- _WORK INSTRUCTIONS_
Tally the lines containing "this" and report the number alone.

(Entries from a visual dataset)

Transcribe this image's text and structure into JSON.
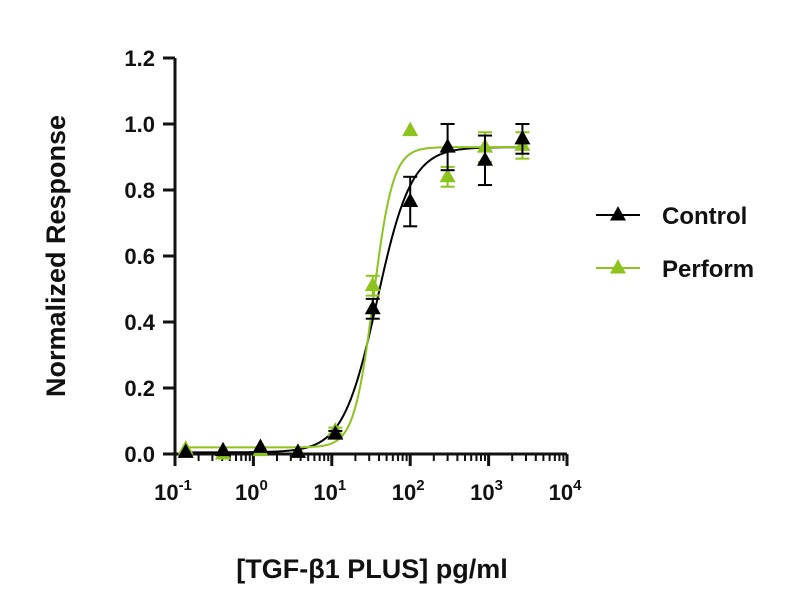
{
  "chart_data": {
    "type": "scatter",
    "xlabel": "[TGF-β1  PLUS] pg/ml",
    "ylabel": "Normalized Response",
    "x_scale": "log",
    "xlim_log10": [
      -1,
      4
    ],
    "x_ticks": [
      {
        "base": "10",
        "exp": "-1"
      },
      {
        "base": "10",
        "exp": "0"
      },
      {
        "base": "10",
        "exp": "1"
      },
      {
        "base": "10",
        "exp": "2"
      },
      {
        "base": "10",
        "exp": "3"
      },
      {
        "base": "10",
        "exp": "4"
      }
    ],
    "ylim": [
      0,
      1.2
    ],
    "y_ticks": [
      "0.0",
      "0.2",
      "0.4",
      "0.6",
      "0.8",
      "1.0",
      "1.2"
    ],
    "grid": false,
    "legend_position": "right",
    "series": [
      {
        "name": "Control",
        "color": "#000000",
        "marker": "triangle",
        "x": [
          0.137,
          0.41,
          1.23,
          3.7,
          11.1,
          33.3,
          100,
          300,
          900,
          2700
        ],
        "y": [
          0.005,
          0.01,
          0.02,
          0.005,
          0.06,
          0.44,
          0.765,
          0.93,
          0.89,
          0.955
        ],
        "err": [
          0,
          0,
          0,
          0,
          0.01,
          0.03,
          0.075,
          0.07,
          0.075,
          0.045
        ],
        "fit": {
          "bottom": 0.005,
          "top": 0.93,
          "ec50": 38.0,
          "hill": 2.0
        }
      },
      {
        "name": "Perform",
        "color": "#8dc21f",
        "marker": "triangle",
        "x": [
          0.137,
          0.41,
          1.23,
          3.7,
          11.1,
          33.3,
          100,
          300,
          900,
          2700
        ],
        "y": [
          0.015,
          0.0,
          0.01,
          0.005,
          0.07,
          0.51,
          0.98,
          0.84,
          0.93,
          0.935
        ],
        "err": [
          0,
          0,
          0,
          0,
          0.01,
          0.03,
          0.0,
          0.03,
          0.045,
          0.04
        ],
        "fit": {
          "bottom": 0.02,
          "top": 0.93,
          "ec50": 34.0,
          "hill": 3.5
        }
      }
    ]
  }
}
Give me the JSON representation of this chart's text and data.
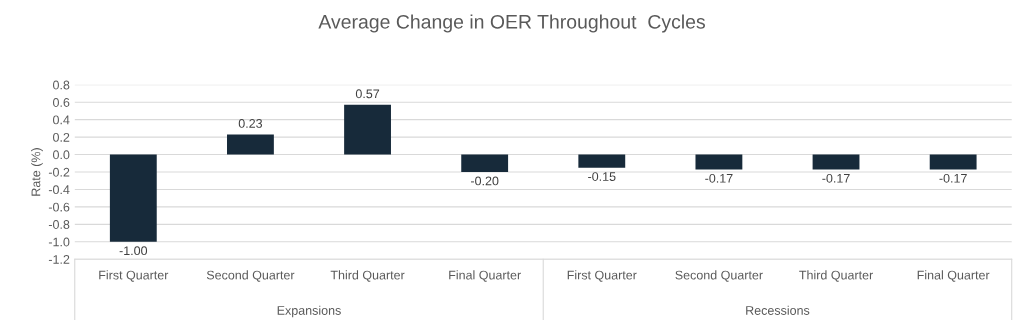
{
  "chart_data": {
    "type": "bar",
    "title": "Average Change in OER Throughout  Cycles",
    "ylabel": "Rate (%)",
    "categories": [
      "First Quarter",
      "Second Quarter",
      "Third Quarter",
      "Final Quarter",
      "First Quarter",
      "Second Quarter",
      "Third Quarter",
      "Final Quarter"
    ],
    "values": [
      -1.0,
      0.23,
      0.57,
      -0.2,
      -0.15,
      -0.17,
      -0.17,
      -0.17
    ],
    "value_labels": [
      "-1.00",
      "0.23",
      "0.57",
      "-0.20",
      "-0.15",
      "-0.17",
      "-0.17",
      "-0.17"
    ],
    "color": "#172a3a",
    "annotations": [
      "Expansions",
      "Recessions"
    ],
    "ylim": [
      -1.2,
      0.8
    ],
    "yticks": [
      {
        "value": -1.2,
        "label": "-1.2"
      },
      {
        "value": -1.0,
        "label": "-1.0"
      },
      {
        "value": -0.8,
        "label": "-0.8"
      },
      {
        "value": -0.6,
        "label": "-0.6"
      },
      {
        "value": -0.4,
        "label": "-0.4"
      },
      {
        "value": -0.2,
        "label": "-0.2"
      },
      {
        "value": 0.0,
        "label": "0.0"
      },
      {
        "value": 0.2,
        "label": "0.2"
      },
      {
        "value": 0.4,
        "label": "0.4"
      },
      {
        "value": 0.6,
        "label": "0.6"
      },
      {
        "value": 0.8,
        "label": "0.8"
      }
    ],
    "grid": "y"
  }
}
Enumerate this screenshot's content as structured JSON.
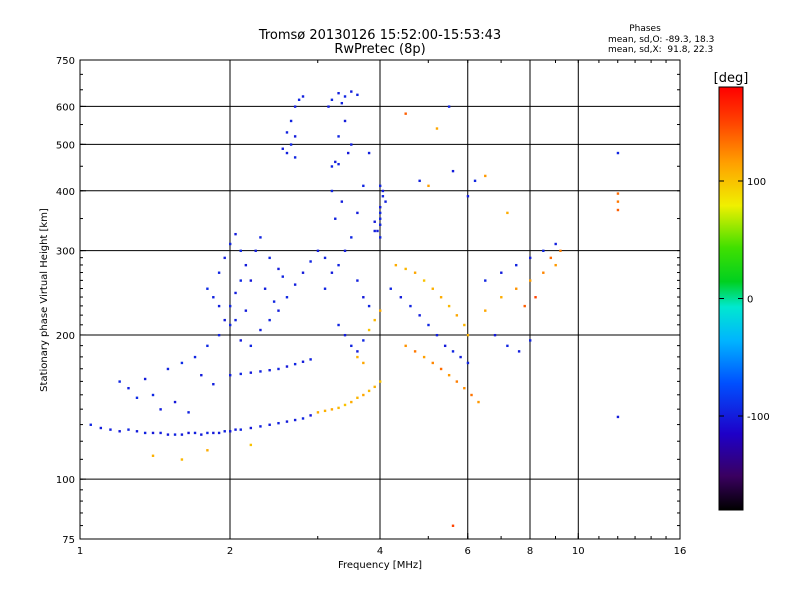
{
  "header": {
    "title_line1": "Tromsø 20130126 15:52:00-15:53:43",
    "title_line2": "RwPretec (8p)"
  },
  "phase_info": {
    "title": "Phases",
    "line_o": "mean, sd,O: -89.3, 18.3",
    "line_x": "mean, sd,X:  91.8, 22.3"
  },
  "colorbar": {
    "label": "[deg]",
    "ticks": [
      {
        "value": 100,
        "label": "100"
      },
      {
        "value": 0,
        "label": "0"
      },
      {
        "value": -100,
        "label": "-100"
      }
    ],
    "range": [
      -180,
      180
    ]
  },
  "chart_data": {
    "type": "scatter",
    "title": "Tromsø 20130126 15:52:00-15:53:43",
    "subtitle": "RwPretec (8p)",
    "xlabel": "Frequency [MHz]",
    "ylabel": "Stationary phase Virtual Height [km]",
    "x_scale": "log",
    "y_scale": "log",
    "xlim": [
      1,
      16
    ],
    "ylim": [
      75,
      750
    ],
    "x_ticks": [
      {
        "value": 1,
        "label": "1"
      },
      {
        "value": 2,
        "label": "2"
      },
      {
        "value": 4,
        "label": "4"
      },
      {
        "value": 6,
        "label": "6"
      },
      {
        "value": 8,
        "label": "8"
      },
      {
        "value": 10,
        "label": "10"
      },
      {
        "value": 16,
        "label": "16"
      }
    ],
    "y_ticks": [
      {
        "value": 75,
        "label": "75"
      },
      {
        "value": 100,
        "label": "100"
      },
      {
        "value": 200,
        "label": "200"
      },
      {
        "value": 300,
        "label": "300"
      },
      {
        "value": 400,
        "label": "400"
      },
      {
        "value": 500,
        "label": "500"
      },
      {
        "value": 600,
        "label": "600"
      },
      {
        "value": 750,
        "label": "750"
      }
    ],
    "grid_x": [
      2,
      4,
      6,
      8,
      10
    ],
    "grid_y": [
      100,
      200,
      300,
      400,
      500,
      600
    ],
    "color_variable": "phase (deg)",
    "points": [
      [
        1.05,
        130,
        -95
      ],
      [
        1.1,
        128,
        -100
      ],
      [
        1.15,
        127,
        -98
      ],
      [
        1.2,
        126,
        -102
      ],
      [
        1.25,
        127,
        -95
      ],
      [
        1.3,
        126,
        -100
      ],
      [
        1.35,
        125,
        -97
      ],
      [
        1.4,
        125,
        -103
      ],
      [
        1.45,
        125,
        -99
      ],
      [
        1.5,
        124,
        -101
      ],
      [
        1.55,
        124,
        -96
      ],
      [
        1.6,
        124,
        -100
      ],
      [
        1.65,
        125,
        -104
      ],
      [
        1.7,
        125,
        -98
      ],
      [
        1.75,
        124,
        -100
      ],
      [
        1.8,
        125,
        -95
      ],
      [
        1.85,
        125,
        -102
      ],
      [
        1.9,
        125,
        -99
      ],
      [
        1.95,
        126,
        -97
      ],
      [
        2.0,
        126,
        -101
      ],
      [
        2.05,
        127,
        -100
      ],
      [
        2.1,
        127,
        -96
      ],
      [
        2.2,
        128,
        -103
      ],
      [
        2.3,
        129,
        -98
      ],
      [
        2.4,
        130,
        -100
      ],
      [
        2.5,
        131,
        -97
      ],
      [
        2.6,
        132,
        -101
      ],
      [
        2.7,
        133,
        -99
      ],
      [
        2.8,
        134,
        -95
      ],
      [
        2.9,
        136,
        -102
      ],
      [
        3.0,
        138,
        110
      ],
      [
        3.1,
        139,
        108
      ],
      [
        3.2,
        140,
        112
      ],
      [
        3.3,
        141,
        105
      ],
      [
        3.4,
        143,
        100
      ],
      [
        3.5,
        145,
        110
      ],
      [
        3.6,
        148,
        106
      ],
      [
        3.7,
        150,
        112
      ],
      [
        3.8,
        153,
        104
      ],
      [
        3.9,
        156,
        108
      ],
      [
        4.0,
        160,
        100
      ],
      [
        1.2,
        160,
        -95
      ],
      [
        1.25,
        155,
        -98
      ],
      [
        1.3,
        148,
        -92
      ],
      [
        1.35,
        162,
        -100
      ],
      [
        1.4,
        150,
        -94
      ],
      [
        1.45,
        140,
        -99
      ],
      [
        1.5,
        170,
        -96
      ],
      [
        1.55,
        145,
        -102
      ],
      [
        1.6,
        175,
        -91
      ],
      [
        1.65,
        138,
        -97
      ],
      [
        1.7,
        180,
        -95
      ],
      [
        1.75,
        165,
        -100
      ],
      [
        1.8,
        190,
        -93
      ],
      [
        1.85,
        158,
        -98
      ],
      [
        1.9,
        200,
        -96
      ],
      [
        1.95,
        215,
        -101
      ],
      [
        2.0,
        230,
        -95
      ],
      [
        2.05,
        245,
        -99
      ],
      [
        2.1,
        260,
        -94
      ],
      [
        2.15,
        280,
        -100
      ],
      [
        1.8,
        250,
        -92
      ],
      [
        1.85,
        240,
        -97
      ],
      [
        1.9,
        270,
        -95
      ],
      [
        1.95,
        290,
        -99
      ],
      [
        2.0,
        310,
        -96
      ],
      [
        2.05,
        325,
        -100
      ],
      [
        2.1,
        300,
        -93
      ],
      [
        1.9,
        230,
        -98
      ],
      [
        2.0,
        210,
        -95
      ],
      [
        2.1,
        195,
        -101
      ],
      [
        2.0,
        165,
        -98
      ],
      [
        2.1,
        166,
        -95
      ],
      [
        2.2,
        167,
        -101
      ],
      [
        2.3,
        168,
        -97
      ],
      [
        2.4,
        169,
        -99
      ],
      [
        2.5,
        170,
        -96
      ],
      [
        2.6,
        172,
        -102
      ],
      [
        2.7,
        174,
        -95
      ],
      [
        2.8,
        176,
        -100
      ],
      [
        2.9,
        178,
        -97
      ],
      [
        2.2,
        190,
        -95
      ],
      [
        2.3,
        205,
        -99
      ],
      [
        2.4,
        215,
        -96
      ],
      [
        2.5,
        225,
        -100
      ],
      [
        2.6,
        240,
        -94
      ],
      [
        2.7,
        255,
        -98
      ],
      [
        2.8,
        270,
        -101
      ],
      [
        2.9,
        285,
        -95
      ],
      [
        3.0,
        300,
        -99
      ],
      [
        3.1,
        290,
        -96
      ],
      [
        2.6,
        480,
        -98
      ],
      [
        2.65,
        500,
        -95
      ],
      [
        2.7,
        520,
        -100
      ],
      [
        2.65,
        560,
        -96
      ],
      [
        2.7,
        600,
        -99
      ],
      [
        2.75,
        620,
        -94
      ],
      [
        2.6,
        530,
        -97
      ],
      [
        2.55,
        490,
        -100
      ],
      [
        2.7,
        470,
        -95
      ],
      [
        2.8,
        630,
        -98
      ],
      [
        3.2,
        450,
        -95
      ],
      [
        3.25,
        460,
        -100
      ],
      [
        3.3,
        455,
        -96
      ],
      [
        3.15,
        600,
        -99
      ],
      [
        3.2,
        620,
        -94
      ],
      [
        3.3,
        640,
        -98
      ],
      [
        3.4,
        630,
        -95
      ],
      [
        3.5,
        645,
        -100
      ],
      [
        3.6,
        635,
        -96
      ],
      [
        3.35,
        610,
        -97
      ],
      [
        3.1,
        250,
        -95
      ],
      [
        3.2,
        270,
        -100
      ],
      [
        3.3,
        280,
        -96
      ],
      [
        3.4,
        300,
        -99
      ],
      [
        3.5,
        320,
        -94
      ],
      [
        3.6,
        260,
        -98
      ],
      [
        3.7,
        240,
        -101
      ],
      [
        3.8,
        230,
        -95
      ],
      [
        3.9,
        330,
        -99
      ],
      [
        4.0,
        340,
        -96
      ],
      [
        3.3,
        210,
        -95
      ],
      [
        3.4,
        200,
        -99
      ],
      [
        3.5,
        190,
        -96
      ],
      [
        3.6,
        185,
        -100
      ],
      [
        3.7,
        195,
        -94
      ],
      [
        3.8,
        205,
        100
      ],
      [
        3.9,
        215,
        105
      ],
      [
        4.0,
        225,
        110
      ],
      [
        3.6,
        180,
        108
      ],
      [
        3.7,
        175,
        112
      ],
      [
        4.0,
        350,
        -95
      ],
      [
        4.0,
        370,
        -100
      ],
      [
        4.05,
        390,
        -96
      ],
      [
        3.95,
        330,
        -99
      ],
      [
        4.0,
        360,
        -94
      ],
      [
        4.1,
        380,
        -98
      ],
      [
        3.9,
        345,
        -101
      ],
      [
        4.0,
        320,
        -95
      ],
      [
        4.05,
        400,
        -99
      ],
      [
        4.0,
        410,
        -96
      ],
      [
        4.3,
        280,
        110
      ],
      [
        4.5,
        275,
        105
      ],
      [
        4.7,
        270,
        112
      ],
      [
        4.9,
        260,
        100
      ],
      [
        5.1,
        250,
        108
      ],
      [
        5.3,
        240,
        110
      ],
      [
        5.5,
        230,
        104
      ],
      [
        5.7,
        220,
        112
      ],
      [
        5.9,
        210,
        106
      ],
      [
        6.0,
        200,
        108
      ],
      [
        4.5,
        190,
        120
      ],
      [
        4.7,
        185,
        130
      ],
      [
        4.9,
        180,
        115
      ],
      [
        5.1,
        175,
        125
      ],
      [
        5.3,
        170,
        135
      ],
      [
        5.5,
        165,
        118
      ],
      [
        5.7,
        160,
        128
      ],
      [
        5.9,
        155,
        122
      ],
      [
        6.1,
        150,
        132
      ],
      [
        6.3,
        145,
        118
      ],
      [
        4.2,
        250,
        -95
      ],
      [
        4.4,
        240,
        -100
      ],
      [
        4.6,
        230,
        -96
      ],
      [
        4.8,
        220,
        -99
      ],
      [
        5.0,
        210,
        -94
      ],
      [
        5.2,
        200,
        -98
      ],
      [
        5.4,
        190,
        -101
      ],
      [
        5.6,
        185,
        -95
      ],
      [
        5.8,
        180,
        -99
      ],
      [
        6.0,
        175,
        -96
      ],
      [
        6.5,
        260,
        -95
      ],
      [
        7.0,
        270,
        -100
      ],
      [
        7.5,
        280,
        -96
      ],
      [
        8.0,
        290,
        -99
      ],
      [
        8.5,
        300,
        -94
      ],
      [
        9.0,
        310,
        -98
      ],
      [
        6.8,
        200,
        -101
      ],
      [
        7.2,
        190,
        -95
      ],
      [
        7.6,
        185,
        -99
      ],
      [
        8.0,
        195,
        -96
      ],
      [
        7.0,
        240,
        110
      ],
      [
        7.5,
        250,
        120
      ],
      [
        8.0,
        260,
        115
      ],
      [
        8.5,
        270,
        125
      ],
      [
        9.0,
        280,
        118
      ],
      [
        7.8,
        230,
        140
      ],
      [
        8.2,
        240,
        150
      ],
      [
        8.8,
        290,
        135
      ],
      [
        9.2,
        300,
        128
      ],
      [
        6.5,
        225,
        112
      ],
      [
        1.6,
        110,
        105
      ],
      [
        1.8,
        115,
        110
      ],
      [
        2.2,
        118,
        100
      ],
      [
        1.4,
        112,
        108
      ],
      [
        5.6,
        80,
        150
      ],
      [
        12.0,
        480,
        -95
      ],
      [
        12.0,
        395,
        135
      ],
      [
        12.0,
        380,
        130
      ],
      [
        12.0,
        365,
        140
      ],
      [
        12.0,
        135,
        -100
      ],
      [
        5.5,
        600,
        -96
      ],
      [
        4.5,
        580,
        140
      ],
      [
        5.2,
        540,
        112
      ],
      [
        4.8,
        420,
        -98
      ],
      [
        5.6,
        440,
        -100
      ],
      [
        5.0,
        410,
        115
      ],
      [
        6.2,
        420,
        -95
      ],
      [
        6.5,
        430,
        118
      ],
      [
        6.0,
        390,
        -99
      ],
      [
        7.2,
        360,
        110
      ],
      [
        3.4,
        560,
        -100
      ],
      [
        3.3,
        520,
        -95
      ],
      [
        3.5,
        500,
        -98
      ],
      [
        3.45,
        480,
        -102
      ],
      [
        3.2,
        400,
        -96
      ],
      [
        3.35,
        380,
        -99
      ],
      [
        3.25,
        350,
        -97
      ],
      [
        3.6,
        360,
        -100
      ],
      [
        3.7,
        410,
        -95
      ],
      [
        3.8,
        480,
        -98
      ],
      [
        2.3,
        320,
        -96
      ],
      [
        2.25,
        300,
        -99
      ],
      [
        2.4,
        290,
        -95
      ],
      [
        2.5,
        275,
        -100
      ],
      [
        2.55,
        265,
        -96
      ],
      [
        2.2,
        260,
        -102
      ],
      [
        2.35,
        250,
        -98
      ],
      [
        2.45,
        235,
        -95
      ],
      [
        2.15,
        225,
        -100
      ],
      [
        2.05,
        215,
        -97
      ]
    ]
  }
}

- _TASK OUTPUT_
3